Looking at the listing, state how many of its lines contain the string "xlabel". Write only the number.

### Materials provided

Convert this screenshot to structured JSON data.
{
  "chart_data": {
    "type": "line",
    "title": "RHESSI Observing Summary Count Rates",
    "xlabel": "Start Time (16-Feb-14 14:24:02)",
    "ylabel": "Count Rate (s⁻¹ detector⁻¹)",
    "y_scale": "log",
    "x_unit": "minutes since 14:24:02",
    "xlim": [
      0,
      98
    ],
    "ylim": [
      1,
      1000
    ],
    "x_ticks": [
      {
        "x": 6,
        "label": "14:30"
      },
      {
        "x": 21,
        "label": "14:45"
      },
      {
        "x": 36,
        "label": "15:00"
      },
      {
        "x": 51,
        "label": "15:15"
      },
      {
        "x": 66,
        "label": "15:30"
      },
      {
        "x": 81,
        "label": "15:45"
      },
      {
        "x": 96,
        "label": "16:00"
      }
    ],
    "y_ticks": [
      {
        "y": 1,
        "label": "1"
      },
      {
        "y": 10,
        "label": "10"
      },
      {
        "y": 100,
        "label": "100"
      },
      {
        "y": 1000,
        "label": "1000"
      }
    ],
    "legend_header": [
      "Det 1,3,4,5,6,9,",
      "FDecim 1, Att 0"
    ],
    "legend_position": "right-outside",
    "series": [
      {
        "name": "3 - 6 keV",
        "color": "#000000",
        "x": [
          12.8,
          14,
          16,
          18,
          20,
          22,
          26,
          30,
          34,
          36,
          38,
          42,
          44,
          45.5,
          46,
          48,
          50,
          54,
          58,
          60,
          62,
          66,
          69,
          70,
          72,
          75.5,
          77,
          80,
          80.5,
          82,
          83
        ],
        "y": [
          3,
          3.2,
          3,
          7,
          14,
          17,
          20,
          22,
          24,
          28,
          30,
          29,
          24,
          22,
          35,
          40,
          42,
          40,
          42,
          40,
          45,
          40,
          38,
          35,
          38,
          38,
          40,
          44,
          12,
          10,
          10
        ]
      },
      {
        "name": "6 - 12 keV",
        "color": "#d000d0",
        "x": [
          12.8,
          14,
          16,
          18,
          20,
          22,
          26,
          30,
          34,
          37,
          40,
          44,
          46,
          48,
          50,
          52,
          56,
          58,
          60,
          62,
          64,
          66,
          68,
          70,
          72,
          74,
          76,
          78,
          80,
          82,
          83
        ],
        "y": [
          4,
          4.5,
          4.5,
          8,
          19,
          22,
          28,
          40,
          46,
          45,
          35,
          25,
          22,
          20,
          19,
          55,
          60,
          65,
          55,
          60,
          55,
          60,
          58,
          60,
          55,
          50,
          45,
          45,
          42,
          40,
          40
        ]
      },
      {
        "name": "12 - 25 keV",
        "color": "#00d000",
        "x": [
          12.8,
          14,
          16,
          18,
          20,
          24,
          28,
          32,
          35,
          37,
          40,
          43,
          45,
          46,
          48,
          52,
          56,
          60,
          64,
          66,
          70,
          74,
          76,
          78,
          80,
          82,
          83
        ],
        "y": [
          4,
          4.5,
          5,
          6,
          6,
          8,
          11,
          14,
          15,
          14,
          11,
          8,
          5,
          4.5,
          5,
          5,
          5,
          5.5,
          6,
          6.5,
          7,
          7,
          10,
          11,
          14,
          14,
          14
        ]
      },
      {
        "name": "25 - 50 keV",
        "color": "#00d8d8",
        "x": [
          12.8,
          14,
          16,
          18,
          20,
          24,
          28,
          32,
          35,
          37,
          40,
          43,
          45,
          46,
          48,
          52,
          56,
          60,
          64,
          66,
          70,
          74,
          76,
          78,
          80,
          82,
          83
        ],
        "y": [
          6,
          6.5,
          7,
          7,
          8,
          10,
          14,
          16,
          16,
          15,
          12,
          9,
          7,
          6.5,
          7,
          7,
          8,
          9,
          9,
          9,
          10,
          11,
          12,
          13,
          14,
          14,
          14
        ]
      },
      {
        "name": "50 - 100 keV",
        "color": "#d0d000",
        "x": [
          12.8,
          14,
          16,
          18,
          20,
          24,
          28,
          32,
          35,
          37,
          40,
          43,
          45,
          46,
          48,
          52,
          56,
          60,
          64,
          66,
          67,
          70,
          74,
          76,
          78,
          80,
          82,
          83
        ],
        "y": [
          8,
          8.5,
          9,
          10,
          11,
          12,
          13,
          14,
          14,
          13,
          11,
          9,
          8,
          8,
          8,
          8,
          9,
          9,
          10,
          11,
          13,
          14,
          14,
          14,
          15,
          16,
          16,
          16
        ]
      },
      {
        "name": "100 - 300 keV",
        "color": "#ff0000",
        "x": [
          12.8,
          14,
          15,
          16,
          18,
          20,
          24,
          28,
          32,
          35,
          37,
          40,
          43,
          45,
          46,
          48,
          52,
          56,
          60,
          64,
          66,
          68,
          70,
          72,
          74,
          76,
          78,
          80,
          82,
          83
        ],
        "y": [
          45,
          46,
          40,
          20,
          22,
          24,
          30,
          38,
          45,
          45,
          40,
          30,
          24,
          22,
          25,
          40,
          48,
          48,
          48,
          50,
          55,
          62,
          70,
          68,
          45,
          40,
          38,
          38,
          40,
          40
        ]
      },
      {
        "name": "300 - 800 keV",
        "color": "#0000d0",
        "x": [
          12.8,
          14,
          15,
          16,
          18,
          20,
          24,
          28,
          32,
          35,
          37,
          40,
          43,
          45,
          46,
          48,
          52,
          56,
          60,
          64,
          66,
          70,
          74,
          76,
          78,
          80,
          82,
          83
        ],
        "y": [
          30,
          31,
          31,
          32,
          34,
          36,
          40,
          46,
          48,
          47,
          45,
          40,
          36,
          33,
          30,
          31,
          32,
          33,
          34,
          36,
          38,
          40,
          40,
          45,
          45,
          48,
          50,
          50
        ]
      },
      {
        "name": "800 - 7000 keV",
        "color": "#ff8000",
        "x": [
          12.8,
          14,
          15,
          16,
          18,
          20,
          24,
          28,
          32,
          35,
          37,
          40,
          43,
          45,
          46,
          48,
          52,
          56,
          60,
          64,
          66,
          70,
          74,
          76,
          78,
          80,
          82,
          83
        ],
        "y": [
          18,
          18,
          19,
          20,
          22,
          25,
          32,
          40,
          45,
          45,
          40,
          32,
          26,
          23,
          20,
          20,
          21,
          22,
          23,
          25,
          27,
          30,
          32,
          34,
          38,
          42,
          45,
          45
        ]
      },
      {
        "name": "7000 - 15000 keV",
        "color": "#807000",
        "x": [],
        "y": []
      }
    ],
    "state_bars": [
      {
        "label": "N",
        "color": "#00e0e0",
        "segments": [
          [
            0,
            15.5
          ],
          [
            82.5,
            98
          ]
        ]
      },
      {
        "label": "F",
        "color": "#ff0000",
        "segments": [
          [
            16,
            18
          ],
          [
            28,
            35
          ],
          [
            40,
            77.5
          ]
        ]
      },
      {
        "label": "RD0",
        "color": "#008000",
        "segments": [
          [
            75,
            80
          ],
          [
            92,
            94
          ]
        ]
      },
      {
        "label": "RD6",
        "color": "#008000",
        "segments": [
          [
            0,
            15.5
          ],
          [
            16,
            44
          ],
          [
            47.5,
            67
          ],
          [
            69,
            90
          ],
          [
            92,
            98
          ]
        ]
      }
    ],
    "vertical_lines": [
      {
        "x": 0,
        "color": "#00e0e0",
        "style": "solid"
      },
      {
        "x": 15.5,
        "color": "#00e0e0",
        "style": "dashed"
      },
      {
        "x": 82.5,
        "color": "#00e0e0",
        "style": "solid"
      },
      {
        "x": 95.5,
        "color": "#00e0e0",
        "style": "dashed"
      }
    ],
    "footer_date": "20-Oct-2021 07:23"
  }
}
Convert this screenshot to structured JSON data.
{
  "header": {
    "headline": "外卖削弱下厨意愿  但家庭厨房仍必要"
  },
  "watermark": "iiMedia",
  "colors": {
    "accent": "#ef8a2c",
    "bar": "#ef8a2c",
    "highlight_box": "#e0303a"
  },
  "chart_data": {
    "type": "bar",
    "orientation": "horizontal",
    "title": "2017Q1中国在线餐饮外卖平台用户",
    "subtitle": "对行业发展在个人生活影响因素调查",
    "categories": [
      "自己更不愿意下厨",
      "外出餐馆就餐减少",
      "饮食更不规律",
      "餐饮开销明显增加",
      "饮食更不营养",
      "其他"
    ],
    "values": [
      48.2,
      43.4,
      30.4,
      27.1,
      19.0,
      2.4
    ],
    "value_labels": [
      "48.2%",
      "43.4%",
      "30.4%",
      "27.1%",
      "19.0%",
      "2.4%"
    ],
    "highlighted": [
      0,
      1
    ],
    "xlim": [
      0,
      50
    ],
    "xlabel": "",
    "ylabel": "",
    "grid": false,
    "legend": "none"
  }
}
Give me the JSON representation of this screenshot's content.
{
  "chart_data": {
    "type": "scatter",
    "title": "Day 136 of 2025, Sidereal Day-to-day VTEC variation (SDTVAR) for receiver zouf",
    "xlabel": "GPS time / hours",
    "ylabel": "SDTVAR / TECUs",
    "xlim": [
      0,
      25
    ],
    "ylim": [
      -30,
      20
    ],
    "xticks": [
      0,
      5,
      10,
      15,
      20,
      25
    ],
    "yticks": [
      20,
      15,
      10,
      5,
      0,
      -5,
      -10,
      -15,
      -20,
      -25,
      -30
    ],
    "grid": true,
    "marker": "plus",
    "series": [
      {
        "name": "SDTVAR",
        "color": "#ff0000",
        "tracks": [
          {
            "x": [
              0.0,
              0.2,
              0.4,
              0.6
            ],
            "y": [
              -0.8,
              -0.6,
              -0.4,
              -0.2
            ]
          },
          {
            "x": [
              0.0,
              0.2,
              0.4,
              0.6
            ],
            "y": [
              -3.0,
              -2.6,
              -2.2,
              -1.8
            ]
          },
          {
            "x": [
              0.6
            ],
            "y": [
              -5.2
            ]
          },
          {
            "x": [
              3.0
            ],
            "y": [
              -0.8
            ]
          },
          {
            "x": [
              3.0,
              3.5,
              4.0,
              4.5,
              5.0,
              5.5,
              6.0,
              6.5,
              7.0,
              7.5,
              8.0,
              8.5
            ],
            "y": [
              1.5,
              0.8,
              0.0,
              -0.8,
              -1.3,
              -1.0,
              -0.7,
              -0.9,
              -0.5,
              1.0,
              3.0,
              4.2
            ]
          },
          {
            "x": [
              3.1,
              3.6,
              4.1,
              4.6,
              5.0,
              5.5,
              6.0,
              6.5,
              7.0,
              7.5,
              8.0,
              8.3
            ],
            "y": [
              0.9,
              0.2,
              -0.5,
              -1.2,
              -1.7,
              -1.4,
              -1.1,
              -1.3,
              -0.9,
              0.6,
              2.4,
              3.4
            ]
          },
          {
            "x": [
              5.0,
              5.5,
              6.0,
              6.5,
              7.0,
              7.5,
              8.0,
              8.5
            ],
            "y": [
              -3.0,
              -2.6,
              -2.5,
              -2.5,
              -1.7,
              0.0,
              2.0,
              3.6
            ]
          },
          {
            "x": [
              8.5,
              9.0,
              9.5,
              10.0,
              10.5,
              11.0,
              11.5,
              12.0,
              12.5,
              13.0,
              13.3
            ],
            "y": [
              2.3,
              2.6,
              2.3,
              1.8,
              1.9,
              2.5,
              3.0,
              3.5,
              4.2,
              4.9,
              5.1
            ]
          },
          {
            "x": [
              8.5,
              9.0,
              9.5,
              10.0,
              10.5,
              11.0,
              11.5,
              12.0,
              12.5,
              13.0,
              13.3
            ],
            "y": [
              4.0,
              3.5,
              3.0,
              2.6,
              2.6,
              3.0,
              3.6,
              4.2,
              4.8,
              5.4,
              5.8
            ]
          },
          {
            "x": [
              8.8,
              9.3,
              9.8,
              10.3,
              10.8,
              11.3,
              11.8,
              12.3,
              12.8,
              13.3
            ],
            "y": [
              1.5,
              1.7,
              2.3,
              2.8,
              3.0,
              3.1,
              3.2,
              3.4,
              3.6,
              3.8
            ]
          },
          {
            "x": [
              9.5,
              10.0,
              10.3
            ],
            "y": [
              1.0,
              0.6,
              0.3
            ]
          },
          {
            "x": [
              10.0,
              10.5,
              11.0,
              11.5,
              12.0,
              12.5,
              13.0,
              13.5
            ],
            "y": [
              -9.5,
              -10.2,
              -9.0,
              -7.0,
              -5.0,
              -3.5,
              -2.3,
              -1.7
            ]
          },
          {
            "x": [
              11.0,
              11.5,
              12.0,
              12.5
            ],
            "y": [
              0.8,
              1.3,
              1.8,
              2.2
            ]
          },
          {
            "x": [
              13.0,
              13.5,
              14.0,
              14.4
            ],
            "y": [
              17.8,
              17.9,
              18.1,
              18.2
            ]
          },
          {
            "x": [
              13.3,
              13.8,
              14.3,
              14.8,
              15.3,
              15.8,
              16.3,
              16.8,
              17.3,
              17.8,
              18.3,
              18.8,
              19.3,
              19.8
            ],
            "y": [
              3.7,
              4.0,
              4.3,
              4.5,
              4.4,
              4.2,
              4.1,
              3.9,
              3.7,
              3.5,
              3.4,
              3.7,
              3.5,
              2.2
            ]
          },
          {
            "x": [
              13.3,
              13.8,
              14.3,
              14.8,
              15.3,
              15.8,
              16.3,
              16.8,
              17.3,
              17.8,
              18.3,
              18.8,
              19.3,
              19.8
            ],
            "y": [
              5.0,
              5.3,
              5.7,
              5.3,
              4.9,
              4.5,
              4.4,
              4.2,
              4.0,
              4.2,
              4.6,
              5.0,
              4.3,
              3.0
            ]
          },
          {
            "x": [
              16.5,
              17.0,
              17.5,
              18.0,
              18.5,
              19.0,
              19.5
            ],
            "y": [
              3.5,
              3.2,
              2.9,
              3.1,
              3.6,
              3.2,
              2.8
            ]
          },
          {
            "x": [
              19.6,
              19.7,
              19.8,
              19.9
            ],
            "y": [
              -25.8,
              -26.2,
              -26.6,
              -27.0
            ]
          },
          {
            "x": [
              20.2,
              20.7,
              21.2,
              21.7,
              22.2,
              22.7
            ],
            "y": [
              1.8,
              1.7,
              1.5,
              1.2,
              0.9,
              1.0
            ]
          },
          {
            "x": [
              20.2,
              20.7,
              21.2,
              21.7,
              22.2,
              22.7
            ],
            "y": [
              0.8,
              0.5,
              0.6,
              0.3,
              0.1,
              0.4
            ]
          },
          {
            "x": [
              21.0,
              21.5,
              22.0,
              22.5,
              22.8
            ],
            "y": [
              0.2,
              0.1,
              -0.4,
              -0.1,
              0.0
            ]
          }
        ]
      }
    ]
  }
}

######

Solution for this problem:
3